WORK TO BE COMPLETED:
Give the entries back exactly, dropping each image.

* BEGIN SUPPLIED MATERIAL *

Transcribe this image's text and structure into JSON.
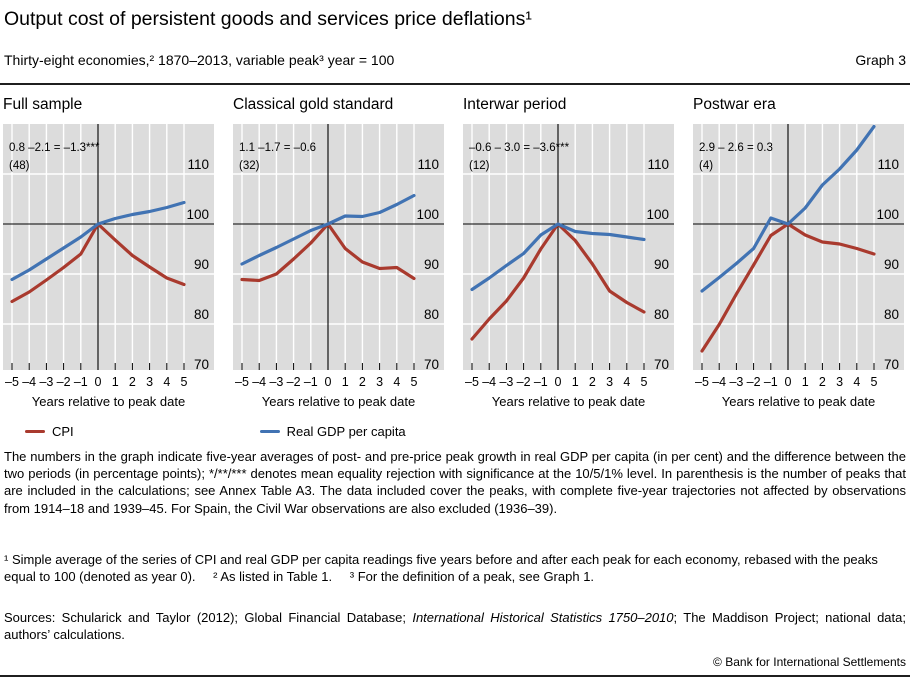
{
  "header": {
    "title": "Output cost of persistent goods and services price deflations¹",
    "subtitle": "Thirty-eight economies,² 1870–2013, variable peak³ year = 100",
    "graph_label": "Graph 3"
  },
  "chart_data": {
    "type": "line",
    "x": [
      -5,
      -4,
      -3,
      -2,
      -1,
      0,
      1,
      2,
      3,
      4,
      5
    ],
    "xtick_labels": [
      "–5",
      "–4",
      "–3",
      "–2",
      "–1",
      "0",
      "1",
      "2",
      "3",
      "4",
      "5"
    ],
    "xlabel": "Years relative to peak date",
    "ylim": [
      70,
      120
    ],
    "yticks": [
      110,
      100,
      90,
      80,
      70
    ],
    "grid": true,
    "baseline_value": 100,
    "colors": {
      "cpi": "#a93a2e",
      "gdp": "#4173b3",
      "plot_bg": "#dcdcdc",
      "gridline": "#ffffff",
      "axis": "#000000"
    },
    "legend": [
      {
        "id": "cpi",
        "label": "CPI",
        "color": "#a93a2e"
      },
      {
        "id": "gdp",
        "label": "Real GDP per capita",
        "color": "#4173b3"
      }
    ],
    "panels": [
      {
        "title": "Full sample",
        "annotation": "0.8 –2.1 = –1.3***",
        "peaks": "(48)",
        "series": [
          {
            "id": "cpi",
            "name": "CPI",
            "color": "#a93a2e",
            "values": [
              84.5,
              86.4,
              88.8,
              91.3,
              94.0,
              100,
              96.8,
              93.7,
              91.4,
              89.2,
              87.9
            ]
          },
          {
            "id": "gdp",
            "name": "Real GDP per capita",
            "color": "#4173b3",
            "values": [
              88.9,
              90.8,
              93.0,
              95.2,
              97.4,
              100,
              101.1,
              101.9,
              102.5,
              103.3,
              104.3
            ]
          }
        ]
      },
      {
        "title": "Classical gold standard",
        "annotation": "1.1 –1.7 = –0.6",
        "peaks": "(32)",
        "series": [
          {
            "id": "cpi",
            "name": "CPI",
            "color": "#a93a2e",
            "values": [
              88.9,
              88.7,
              90.0,
              93.0,
              96.2,
              100,
              95.1,
              92.4,
              91.1,
              91.3,
              89.1
            ]
          },
          {
            "id": "gdp",
            "name": "Real GDP per capita",
            "color": "#4173b3",
            "values": [
              92.0,
              93.7,
              95.3,
              97.0,
              98.7,
              100,
              101.6,
              101.5,
              102.3,
              103.9,
              105.7
            ]
          }
        ]
      },
      {
        "title": "Interwar period",
        "annotation": "–0.6 – 3.0 = –3.6***",
        "peaks": "(12)",
        "series": [
          {
            "id": "cpi",
            "name": "CPI",
            "color": "#a93a2e",
            "values": [
              77.0,
              81.0,
              84.6,
              89.2,
              95.0,
              100,
              96.7,
              92.0,
              86.6,
              84.3,
              82.4
            ]
          },
          {
            "id": "gdp",
            "name": "Real GDP per capita",
            "color": "#4173b3",
            "values": [
              86.9,
              89.2,
              91.7,
              94.1,
              97.8,
              100,
              98.5,
              98.1,
              97.9,
              97.4,
              96.9
            ]
          }
        ]
      },
      {
        "title": "Postwar era",
        "annotation": "2.9 – 2.6 = 0.3",
        "peaks": "(4)",
        "series": [
          {
            "id": "cpi",
            "name": "CPI",
            "color": "#a93a2e",
            "values": [
              74.6,
              79.9,
              86.0,
              91.8,
              97.7,
              100,
              97.8,
              96.4,
              96.0,
              95.1,
              94.0
            ]
          },
          {
            "id": "gdp",
            "name": "Real GDP per capita",
            "color": "#4173b3",
            "values": [
              86.6,
              89.3,
              92.1,
              95.1,
              101.2,
              100,
              103.2,
              107.8,
              111.0,
              114.8,
              119.5
            ]
          }
        ]
      }
    ]
  },
  "notes": {
    "body": "The numbers in the graph indicate five-year averages of post- and pre-price peak growth in real GDP per capita (in per cent) and the difference between the two periods (in percentage points); */**/*** denotes mean equality rejection with significance at the 10/5/1% level. In parenthesis is the number of peaks that are included in the calculations; see Annex Table A3. The data included cover the peaks, with complete five-year trajectories not affected by observations from 1914–18 and 1939–45. For Spain, the Civil War observations are also excluded (1936–39).",
    "footnote1": "¹  Simple average of the series of CPI and real GDP per capita readings five years before and after each peak for each economy, rebased with the peaks equal to 100 (denoted as year 0).",
    "footnote2": "²  As listed in Table 1.",
    "footnote3": "³  For the definition of a peak, see Graph 1."
  },
  "footer": {
    "sources_prefix": "Sources: Schularick and Taylor (2012); Global Financial Database; ",
    "sources_italic": "International Historical Statistics 1750–2010",
    "sources_suffix": "; The Maddison Project; national data; authors’ calculations.",
    "copyright": "© Bank for International Settlements"
  }
}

* END SUPPLIED MATERIAL *

WRITTEN SOLUTION:
Transcribe this image's text and structure into JSON.
{
  "header": {
    "title": "Output cost of persistent goods and services price deflations¹",
    "subtitle": "Thirty-eight economies,² 1870–2013, variable peak³ year = 100",
    "graph_label": "Graph 3"
  },
  "chart_data": {
    "type": "line",
    "x": [
      -5,
      -4,
      -3,
      -2,
      -1,
      0,
      1,
      2,
      3,
      4,
      5
    ],
    "xtick_labels": [
      "–5",
      "–4",
      "–3",
      "–2",
      "–1",
      "0",
      "1",
      "2",
      "3",
      "4",
      "5"
    ],
    "xlabel": "Years relative to peak date",
    "ylim": [
      70,
      120
    ],
    "yticks": [
      110,
      100,
      90,
      80,
      70
    ],
    "grid": true,
    "baseline_value": 100,
    "colors": {
      "cpi": "#a93a2e",
      "gdp": "#4173b3",
      "plot_bg": "#dcdcdc",
      "gridline": "#ffffff",
      "axis": "#000000"
    },
    "legend": [
      {
        "id": "cpi",
        "label": "CPI",
        "color": "#a93a2e"
      },
      {
        "id": "gdp",
        "label": "Real GDP per capita",
        "color": "#4173b3"
      }
    ],
    "panels": [
      {
        "title": "Full sample",
        "annotation": "0.8 –2.1 = –1.3***",
        "peaks": "(48)",
        "series": [
          {
            "id": "cpi",
            "name": "CPI",
            "color": "#a93a2e",
            "values": [
              84.5,
              86.4,
              88.8,
              91.3,
              94.0,
              100,
              96.8,
              93.7,
              91.4,
              89.2,
              87.9
            ]
          },
          {
            "id": "gdp",
            "name": "Real GDP per capita",
            "color": "#4173b3",
            "values": [
              88.9,
              90.8,
              93.0,
              95.2,
              97.4,
              100,
              101.1,
              101.9,
              102.5,
              103.3,
              104.3
            ]
          }
        ]
      },
      {
        "title": "Classical gold standard",
        "annotation": "1.1 –1.7 = –0.6",
        "peaks": "(32)",
        "series": [
          {
            "id": "cpi",
            "name": "CPI",
            "color": "#a93a2e",
            "values": [
              88.9,
              88.7,
              90.0,
              93.0,
              96.2,
              100,
              95.1,
              92.4,
              91.1,
              91.3,
              89.1
            ]
          },
          {
            "id": "gdp",
            "name": "Real GDP per capita",
            "color": "#4173b3",
            "values": [
              92.0,
              93.7,
              95.3,
              97.0,
              98.7,
              100,
              101.6,
              101.5,
              102.3,
              103.9,
              105.7
            ]
          }
        ]
      },
      {
        "title": "Interwar period",
        "annotation": "–0.6 – 3.0 = –3.6***",
        "peaks": "(12)",
        "series": [
          {
            "id": "cpi",
            "name": "CPI",
            "color": "#a93a2e",
            "values": [
              77.0,
              81.0,
              84.6,
              89.2,
              95.0,
              100,
              96.7,
              92.0,
              86.6,
              84.3,
              82.4
            ]
          },
          {
            "id": "gdp",
            "name": "Real GDP per capita",
            "color": "#4173b3",
            "values": [
              86.9,
              89.2,
              91.7,
              94.1,
              97.8,
              100,
              98.5,
              98.1,
              97.9,
              97.4,
              96.9
            ]
          }
        ]
      },
      {
        "title": "Postwar era",
        "annotation": "2.9 – 2.6 = 0.3",
        "peaks": "(4)",
        "series": [
          {
            "id": "cpi",
            "name": "CPI",
            "color": "#a93a2e",
            "values": [
              74.6,
              79.9,
              86.0,
              91.8,
              97.7,
              100,
              97.8,
              96.4,
              96.0,
              95.1,
              94.0
            ]
          },
          {
            "id": "gdp",
            "name": "Real GDP per capita",
            "color": "#4173b3",
            "values": [
              86.6,
              89.3,
              92.1,
              95.1,
              101.2,
              100,
              103.2,
              107.8,
              111.0,
              114.8,
              119.5
            ]
          }
        ]
      }
    ]
  },
  "notes": {
    "body": "The numbers in the graph indicate five-year averages of post- and pre-price peak growth in real GDP per capita (in per cent) and the difference between the two periods (in percentage points); */**/*** denotes mean equality rejection with significance at the 10/5/1% level. In parenthesis is the number of peaks that are included in the calculations; see Annex Table A3. The data included cover the peaks, with complete five-year trajectories not affected by observations from 1914–18 and 1939–45. For Spain, the Civil War observations are also excluded (1936–39).",
    "footnote1": "¹  Simple average of the series of CPI and real GDP per capita readings five years before and after each peak for each economy, rebased with the peaks equal to 100 (denoted as year 0).",
    "footnote2": "²  As listed in Table 1.",
    "footnote3": "³  For the definition of a peak, see Graph 1."
  },
  "footer": {
    "sources_prefix": "Sources: Schularick and Taylor (2012); Global Financial Database; ",
    "sources_italic": "International Historical Statistics 1750–2010",
    "sources_suffix": "; The Maddison Project; national data; authors’ calculations.",
    "copyright": "© Bank for International Settlements"
  }
}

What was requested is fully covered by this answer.